- [Aim] Write out the entries again exactly as they are given.

- [Extracts from a graphics dataset]
----------

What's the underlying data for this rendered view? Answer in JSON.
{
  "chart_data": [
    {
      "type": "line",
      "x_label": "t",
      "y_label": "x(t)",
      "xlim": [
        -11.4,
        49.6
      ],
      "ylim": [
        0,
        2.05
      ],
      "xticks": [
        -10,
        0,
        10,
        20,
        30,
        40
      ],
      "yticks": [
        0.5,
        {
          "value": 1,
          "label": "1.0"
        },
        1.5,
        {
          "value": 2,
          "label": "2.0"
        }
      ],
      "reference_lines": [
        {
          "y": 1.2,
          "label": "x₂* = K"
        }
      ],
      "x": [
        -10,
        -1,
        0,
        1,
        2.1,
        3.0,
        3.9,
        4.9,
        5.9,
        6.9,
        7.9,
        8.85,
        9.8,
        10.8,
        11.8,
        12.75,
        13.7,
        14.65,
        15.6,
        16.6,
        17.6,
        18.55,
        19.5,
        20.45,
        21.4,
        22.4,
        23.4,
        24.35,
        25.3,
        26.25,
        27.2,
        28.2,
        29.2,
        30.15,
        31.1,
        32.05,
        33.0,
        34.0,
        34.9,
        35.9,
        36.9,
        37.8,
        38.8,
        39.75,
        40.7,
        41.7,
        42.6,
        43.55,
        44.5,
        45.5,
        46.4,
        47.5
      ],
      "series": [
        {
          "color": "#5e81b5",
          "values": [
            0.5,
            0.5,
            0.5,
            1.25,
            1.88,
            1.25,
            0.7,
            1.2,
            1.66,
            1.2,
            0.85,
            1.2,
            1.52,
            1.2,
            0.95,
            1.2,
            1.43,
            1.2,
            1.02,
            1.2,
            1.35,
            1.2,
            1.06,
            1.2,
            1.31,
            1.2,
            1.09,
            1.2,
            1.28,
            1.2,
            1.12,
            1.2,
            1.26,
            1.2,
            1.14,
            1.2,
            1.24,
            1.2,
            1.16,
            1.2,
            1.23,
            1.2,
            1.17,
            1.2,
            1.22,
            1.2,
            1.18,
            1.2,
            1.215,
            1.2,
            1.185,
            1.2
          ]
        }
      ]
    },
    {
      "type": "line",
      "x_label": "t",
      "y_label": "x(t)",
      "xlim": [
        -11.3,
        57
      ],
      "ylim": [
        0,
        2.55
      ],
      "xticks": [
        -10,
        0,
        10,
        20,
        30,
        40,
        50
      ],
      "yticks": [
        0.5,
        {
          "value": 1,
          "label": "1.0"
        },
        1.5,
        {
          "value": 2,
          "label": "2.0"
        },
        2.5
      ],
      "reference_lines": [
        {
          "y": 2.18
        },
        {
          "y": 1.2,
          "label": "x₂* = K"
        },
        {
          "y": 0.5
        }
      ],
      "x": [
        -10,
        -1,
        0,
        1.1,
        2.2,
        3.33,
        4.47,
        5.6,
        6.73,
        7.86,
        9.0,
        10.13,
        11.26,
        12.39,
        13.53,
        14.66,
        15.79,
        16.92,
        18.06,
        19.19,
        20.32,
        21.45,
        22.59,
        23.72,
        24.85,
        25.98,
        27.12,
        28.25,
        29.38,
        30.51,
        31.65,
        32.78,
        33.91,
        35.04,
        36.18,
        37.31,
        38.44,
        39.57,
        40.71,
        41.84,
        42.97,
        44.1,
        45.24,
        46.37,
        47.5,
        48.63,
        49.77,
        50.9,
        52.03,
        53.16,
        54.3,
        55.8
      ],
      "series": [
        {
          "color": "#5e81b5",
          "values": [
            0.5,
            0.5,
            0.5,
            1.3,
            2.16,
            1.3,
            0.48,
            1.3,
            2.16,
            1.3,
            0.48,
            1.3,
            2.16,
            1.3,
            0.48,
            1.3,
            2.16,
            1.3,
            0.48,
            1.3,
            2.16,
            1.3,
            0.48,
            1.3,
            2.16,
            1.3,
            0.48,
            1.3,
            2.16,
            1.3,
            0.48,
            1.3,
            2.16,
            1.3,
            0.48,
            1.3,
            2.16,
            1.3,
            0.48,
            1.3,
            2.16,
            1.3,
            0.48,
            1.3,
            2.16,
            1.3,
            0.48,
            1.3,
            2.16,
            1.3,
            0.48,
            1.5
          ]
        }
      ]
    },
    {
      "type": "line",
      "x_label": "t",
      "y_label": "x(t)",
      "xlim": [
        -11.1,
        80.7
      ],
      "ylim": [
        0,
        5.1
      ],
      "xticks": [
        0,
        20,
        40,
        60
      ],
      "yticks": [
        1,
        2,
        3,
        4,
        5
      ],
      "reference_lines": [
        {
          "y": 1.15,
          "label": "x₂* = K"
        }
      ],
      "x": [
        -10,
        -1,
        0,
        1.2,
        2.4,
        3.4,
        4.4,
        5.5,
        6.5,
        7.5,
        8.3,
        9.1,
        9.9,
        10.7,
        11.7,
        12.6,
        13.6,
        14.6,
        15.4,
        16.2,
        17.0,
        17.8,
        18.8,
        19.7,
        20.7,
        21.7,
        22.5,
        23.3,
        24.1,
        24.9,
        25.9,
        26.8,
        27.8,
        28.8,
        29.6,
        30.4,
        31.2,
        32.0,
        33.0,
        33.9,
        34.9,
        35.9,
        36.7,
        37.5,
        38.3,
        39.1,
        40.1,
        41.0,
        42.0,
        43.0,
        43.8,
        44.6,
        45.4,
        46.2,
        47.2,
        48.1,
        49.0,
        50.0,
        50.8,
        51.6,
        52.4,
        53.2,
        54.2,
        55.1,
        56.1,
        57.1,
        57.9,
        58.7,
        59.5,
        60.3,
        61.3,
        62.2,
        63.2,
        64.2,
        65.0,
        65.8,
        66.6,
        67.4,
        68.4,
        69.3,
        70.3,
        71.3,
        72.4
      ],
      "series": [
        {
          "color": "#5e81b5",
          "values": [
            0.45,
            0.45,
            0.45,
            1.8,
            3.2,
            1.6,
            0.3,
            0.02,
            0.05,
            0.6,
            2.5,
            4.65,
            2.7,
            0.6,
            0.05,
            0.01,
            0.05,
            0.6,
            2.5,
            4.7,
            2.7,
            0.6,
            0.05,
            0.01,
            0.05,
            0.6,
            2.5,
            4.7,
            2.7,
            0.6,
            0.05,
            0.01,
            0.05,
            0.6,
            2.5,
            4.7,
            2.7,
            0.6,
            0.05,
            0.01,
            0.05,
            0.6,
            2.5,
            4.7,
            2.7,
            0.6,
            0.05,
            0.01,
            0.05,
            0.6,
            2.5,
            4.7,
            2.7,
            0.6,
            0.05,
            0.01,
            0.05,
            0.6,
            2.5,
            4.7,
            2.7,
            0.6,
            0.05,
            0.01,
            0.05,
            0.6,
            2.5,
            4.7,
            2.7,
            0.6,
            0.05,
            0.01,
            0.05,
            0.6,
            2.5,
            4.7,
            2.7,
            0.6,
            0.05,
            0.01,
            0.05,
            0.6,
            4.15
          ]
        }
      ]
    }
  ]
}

----------

- [Task answer]
What's the underlying data for this rendered view? Answer in JSON.
{
  "chart_data": [
    {
      "type": "line",
      "x_label": "t",
      "y_label": "x(t)",
      "xlim": [
        -11.4,
        49.6
      ],
      "ylim": [
        0,
        2.05
      ],
      "xticks": [
        -10,
        0,
        10,
        20,
        30,
        40
      ],
      "yticks": [
        0.5,
        {
          "value": 1,
          "label": "1.0"
        },
        1.5,
        {
          "value": 2,
          "label": "2.0"
        }
      ],
      "reference_lines": [
        {
          "y": 1.2,
          "label": "x₂* = K"
        }
      ],
      "x": [
        -10,
        -1,
        0,
        1,
        2.1,
        3.0,
        3.9,
        4.9,
        5.9,
        6.9,
        7.9,
        8.85,
        9.8,
        10.8,
        11.8,
        12.75,
        13.7,
        14.65,
        15.6,
        16.6,
        17.6,
        18.55,
        19.5,
        20.45,
        21.4,
        22.4,
        23.4,
        24.35,
        25.3,
        26.25,
        27.2,
        28.2,
        29.2,
        30.15,
        31.1,
        32.05,
        33.0,
        34.0,
        34.9,
        35.9,
        36.9,
        37.8,
        38.8,
        39.75,
        40.7,
        41.7,
        42.6,
        43.55,
        44.5,
        45.5,
        46.4,
        47.5
      ],
      "series": [
        {
          "color": "#5e81b5",
          "values": [
            0.5,
            0.5,
            0.5,
            1.25,
            1.88,
            1.25,
            0.7,
            1.2,
            1.66,
            1.2,
            0.85,
            1.2,
            1.52,
            1.2,
            0.95,
            1.2,
            1.43,
            1.2,
            1.02,
            1.2,
            1.35,
            1.2,
            1.06,
            1.2,
            1.31,
            1.2,
            1.09,
            1.2,
            1.28,
            1.2,
            1.12,
            1.2,
            1.26,
            1.2,
            1.14,
            1.2,
            1.24,
            1.2,
            1.16,
            1.2,
            1.23,
            1.2,
            1.17,
            1.2,
            1.22,
            1.2,
            1.18,
            1.2,
            1.215,
            1.2,
            1.185,
            1.2
          ]
        }
      ]
    },
    {
      "type": "line",
      "x_label": "t",
      "y_label": "x(t)",
      "xlim": [
        -11.3,
        57
      ],
      "ylim": [
        0,
        2.55
      ],
      "xticks": [
        -10,
        0,
        10,
        20,
        30,
        40,
        50
      ],
      "yticks": [
        0.5,
        {
          "value": 1,
          "label": "1.0"
        },
        1.5,
        {
          "value": 2,
          "label": "2.0"
        },
        2.5
      ],
      "reference_lines": [
        {
          "y": 2.18
        },
        {
          "y": 1.2,
          "label": "x₂* = K"
        },
        {
          "y": 0.5
        }
      ],
      "x": [
        -10,
        -1,
        0,
        1.1,
        2.2,
        3.33,
        4.47,
        5.6,
        6.73,
        7.86,
        9.0,
        10.13,
        11.26,
        12.39,
        13.53,
        14.66,
        15.79,
        16.92,
        18.06,
        19.19,
        20.32,
        21.45,
        22.59,
        23.72,
        24.85,
        25.98,
        27.12,
        28.25,
        29.38,
        30.51,
        31.65,
        32.78,
        33.91,
        35.04,
        36.18,
        37.31,
        38.44,
        39.57,
        40.71,
        41.84,
        42.97,
        44.1,
        45.24,
        46.37,
        47.5,
        48.63,
        49.77,
        50.9,
        52.03,
        53.16,
        54.3,
        55.8
      ],
      "series": [
        {
          "color": "#5e81b5",
          "values": [
            0.5,
            0.5,
            0.5,
            1.3,
            2.16,
            1.3,
            0.48,
            1.3,
            2.16,
            1.3,
            0.48,
            1.3,
            2.16,
            1.3,
            0.48,
            1.3,
            2.16,
            1.3,
            0.48,
            1.3,
            2.16,
            1.3,
            0.48,
            1.3,
            2.16,
            1.3,
            0.48,
            1.3,
            2.16,
            1.3,
            0.48,
            1.3,
            2.16,
            1.3,
            0.48,
            1.3,
            2.16,
            1.3,
            0.48,
            1.3,
            2.16,
            1.3,
            0.48,
            1.3,
            2.16,
            1.3,
            0.48,
            1.3,
            2.16,
            1.3,
            0.48,
            1.5
          ]
        }
      ]
    },
    {
      "type": "line",
      "x_label": "t",
      "y_label": "x(t)",
      "xlim": [
        -11.1,
        80.7
      ],
      "ylim": [
        0,
        5.1
      ],
      "xticks": [
        0,
        20,
        40,
        60
      ],
      "yticks": [
        1,
        2,
        3,
        4,
        5
      ],
      "reference_lines": [
        {
          "y": 1.15,
          "label": "x₂* = K"
        }
      ],
      "x": [
        -10,
        -1,
        0,
        1.2,
        2.4,
        3.4,
        4.4,
        5.5,
        6.5,
        7.5,
        8.3,
        9.1,
        9.9,
        10.7,
        11.7,
        12.6,
        13.6,
        14.6,
        15.4,
        16.2,
        17.0,
        17.8,
        18.8,
        19.7,
        20.7,
        21.7,
        22.5,
        23.3,
        24.1,
        24.9,
        25.9,
        26.8,
        27.8,
        28.8,
        29.6,
        30.4,
        31.2,
        32.0,
        33.0,
        33.9,
        34.9,
        35.9,
        36.7,
        37.5,
        38.3,
        39.1,
        40.1,
        41.0,
        42.0,
        43.0,
        43.8,
        44.6,
        45.4,
        46.2,
        47.2,
        48.1,
        49.0,
        50.0,
        50.8,
        51.6,
        52.4,
        53.2,
        54.2,
        55.1,
        56.1,
        57.1,
        57.9,
        58.7,
        59.5,
        60.3,
        61.3,
        62.2,
        63.2,
        64.2,
        65.0,
        65.8,
        66.6,
        67.4,
        68.4,
        69.3,
        70.3,
        71.3,
        72.4
      ],
      "series": [
        {
          "color": "#5e81b5",
          "values": [
            0.45,
            0.45,
            0.45,
            1.8,
            3.2,
            1.6,
            0.3,
            0.02,
            0.05,
            0.6,
            2.5,
            4.65,
            2.7,
            0.6,
            0.05,
            0.01,
            0.05,
            0.6,
            2.5,
            4.7,
            2.7,
            0.6,
            0.05,
            0.01,
            0.05,
            0.6,
            2.5,
            4.7,
            2.7,
            0.6,
            0.05,
            0.01,
            0.05,
            0.6,
            2.5,
            4.7,
            2.7,
            0.6,
            0.05,
            0.01,
            0.05,
            0.6,
            2.5,
            4.7,
            2.7,
            0.6,
            0.05,
            0.01,
            0.05,
            0.6,
            2.5,
            4.7,
            2.7,
            0.6,
            0.05,
            0.01,
            0.05,
            0.6,
            2.5,
            4.7,
            2.7,
            0.6,
            0.05,
            0.01,
            0.05,
            0.6,
            2.5,
            4.7,
            2.7,
            0.6,
            0.05,
            0.01,
            0.05,
            0.6,
            2.5,
            4.7,
            2.7,
            0.6,
            0.05,
            0.01,
            0.05,
            0.6,
            4.15
          ]
        }
      ]
    }
  ]
}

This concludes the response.